— Begin Input —
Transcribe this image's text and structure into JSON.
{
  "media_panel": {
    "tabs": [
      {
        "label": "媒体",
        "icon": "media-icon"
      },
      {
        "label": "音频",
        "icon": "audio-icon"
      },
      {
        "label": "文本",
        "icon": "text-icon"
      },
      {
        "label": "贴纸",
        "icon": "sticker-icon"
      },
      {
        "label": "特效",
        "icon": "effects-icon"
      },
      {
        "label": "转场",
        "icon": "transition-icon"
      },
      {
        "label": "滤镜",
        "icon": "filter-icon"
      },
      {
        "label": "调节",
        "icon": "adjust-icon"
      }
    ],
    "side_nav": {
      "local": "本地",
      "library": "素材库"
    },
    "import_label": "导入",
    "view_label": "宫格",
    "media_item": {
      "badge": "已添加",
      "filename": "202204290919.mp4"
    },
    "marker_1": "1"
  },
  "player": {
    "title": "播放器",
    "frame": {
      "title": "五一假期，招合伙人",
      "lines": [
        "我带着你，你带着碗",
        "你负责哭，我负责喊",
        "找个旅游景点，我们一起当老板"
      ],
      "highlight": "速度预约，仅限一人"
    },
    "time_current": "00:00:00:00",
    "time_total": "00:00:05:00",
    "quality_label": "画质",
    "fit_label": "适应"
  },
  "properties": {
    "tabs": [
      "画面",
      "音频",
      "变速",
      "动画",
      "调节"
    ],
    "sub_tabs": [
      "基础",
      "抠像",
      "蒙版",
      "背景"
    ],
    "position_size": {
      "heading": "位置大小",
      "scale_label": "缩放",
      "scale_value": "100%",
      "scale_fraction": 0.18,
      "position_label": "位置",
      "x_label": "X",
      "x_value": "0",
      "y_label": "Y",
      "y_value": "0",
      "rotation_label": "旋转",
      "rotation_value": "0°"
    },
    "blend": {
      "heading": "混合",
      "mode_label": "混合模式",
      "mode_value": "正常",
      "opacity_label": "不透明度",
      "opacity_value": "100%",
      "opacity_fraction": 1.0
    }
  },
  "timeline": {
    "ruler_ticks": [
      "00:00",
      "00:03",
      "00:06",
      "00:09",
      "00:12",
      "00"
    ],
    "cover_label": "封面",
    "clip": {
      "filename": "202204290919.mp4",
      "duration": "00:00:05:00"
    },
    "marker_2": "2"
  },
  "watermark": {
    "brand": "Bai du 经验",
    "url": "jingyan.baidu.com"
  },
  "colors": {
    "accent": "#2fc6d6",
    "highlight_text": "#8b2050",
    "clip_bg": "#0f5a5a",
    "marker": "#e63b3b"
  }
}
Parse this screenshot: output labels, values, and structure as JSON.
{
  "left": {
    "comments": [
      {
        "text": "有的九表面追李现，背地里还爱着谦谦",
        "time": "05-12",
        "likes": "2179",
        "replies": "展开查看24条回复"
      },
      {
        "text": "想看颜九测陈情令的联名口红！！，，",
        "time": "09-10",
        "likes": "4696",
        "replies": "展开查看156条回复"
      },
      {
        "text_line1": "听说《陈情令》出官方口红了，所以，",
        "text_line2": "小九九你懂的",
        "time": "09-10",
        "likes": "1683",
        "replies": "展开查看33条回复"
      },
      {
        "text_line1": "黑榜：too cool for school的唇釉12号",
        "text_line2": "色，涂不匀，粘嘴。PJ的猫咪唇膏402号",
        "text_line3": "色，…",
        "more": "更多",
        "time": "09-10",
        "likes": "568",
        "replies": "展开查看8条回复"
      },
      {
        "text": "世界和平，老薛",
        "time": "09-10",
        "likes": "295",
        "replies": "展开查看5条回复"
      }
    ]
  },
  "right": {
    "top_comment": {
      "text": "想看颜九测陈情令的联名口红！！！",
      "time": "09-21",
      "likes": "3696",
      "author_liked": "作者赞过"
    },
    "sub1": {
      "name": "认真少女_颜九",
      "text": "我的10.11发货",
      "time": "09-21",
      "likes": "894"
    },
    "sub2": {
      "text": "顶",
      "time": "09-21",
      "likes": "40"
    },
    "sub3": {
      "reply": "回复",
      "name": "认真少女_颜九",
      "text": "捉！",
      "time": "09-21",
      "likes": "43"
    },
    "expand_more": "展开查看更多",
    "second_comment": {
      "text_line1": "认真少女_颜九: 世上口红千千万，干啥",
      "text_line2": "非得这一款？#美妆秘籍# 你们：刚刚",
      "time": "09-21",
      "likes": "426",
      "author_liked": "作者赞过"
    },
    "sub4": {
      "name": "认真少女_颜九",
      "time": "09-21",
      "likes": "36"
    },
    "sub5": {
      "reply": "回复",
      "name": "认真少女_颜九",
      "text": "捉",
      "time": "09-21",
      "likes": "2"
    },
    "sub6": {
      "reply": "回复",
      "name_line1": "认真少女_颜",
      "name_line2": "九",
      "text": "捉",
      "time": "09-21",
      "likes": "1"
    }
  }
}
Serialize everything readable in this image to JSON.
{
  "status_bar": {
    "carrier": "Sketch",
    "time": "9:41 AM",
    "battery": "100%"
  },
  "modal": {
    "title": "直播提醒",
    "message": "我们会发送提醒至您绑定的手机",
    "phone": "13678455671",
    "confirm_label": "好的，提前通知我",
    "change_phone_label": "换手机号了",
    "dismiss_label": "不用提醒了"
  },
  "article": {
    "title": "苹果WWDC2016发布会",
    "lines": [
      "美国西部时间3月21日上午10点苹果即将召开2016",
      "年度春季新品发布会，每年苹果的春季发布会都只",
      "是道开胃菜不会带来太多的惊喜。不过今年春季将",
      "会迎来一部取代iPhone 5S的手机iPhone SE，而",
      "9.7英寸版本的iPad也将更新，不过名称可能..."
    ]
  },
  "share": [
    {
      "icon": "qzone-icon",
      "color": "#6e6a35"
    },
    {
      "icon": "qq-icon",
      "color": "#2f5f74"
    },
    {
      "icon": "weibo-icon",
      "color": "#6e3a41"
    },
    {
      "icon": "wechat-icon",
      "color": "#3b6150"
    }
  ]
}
— End Input —
What to produce:
Using the data above, repeat every line exactly.

Solution to the problem:
Transcribe this image's text and structure into JSON.
{
  "media_panel": {
    "tabs": [
      {
        "label": "媒体",
        "icon": "media-icon"
      },
      {
        "label": "音频",
        "icon": "audio-icon"
      },
      {
        "label": "文本",
        "icon": "text-icon"
      },
      {
        "label": "贴纸",
        "icon": "sticker-icon"
      },
      {
        "label": "特效",
        "icon": "effects-icon"
      },
      {
        "label": "转场",
        "icon": "transition-icon"
      },
      {
        "label": "滤镜",
        "icon": "filter-icon"
      },
      {
        "label": "调节",
        "icon": "adjust-icon"
      }
    ],
    "side_nav": {
      "local": "本地",
      "library": "素材库"
    },
    "import_label": "导入",
    "view_label": "宫格",
    "media_item": {
      "badge": "已添加",
      "filename": "202204290919.mp4"
    },
    "marker_1": "1"
  },
  "player": {
    "title": "播放器",
    "frame": {
      "title": "五一假期，招合伙人",
      "lines": [
        "我带着你，你带着碗",
        "你负责哭，我负责喊",
        "找个旅游景点，我们一起当老板"
      ],
      "highlight": "速度预约，仅限一人"
    },
    "time_current": "00:00:00:00",
    "time_total": "00:00:05:00",
    "quality_label": "画质",
    "fit_label": "适应"
  },
  "properties": {
    "tabs": [
      "画面",
      "音频",
      "变速",
      "动画",
      "调节"
    ],
    "sub_tabs": [
      "基础",
      "抠像",
      "蒙版",
      "背景"
    ],
    "position_size": {
      "heading": "位置大小",
      "scale_label": "缩放",
      "scale_value": "100%",
      "scale_fraction": 0.18,
      "position_label": "位置",
      "x_label": "X",
      "x_value": "0",
      "y_label": "Y",
      "y_value": "0",
      "rotation_label": "旋转",
      "rotation_value": "0°"
    },
    "blend": {
      "heading": "混合",
      "mode_label": "混合模式",
      "mode_value": "正常",
      "opacity_label": "不透明度",
      "opacity_value": "100%",
      "opacity_fraction": 1.0
    }
  },
  "timeline": {
    "ruler_ticks": [
      "00:00",
      "00:03",
      "00:06",
      "00:09",
      "00:12",
      "00"
    ],
    "cover_label": "封面",
    "clip": {
      "filename": "202204290919.mp4",
      "duration": "00:00:05:00"
    },
    "marker_2": "2"
  },
  "watermark": {
    "brand": "Bai du 经验",
    "url": "jingyan.baidu.com"
  },
  "colors": {
    "accent": "#2fc6d6",
    "highlight_text": "#8b2050",
    "clip_bg": "#0f5a5a",
    "marker": "#e63b3b"
  }
}
Parse this screenshot: output labels, values, and structure as JSON.
{
  "left": {
    "comments": [
      {
        "text": "有的九表面追李现，背地里还爱着谦谦",
        "time": "05-12",
        "likes": "2179",
        "replies": "展开查看24条回复"
      },
      {
        "text": "想看颜九测陈情令的联名口红！！，，",
        "time": "09-10",
        "likes": "4696",
        "replies": "展开查看156条回复"
      },
      {
        "text_line1": "听说《陈情令》出官方口红了，所以，",
        "text_line2": "小九九你懂的",
        "time": "09-10",
        "likes": "1683",
        "replies": "展开查看33条回复"
      },
      {
        "text_line1": "黑榜：too cool for school的唇釉12号",
        "text_line2": "色，涂不匀，粘嘴。PJ的猫咪唇膏402号",
        "text_line3": "色，…",
        "more": "更多",
        "time": "09-10",
        "likes": "568",
        "replies": "展开查看8条回复"
      },
      {
        "text": "世界和平，老薛",
        "time": "09-10",
        "likes": "295",
        "replies": "展开查看5条回复"
      }
    ]
  },
  "right": {
    "top_comment": {
      "text": "想看颜九测陈情令的联名口红！！！",
      "time": "09-21",
      "likes": "3696",
      "author_liked": "作者赞过"
    },
    "sub1": {
      "name": "认真少女_颜九",
      "text": "我的10.11发货",
      "time": "09-21",
      "likes": "894"
    },
    "sub2": {
      "text": "顶",
      "time": "09-21",
      "likes": "40"
    },
    "sub3": {
      "reply": "回复",
      "name": "认真少女_颜九",
      "text": "捉！",
      "time": "09-21",
      "likes": "43"
    },
    "expand_more": "展开查看更多",
    "second_comment": {
      "text_line1": "认真少女_颜九: 世上口红千千万，干啥",
      "text_line2": "非得这一款？#美妆秘籍# 你们：刚刚",
      "time": "09-21",
      "likes": "426",
      "author_liked": "作者赞过"
    },
    "sub4": {
      "name": "认真少女_颜九",
      "time": "09-21",
      "likes": "36"
    },
    "sub5": {
      "reply": "回复",
      "name": "认真少女_颜九",
      "text": "捉",
      "time": "09-21",
      "likes": "2"
    },
    "sub6": {
      "reply": "回复",
      "name_line1": "认真少女_颜",
      "name_line2": "九",
      "text": "捉",
      "time": "09-21",
      "likes": "1"
    }
  }
}
Serialize everything readable in this image to JSON.
{
  "status_bar": {
    "carrier": "Sketch",
    "time": "9:41 AM",
    "battery": "100%"
  },
  "modal": {
    "title": "直播提醒",
    "message": "我们会发送提醒至您绑定的手机",
    "phone": "13678455671",
    "confirm_label": "好的，提前通知我",
    "change_phone_label": "换手机号了",
    "dismiss_label": "不用提醒了"
  },
  "article": {
    "title": "苹果WWDC2016发布会",
    "lines": [
      "美国西部时间3月21日上午10点苹果即将召开2016",
      "年度春季新品发布会，每年苹果的春季发布会都只",
      "是道开胃菜不会带来太多的惊喜。不过今年春季将",
      "会迎来一部取代iPhone 5S的手机iPhone SE，而",
      "9.7英寸版本的iPad也将更新，不过名称可能..."
    ]
  },
  "share": [
    {
      "icon": "qzone-icon",
      "color": "#6e6a35"
    },
    {
      "icon": "qq-icon",
      "color": "#2f5f74"
    },
    {
      "icon": "weibo-icon",
      "color": "#6e3a41"
    },
    {
      "icon": "wechat-icon",
      "color": "#3b6150"
    }
  ]
}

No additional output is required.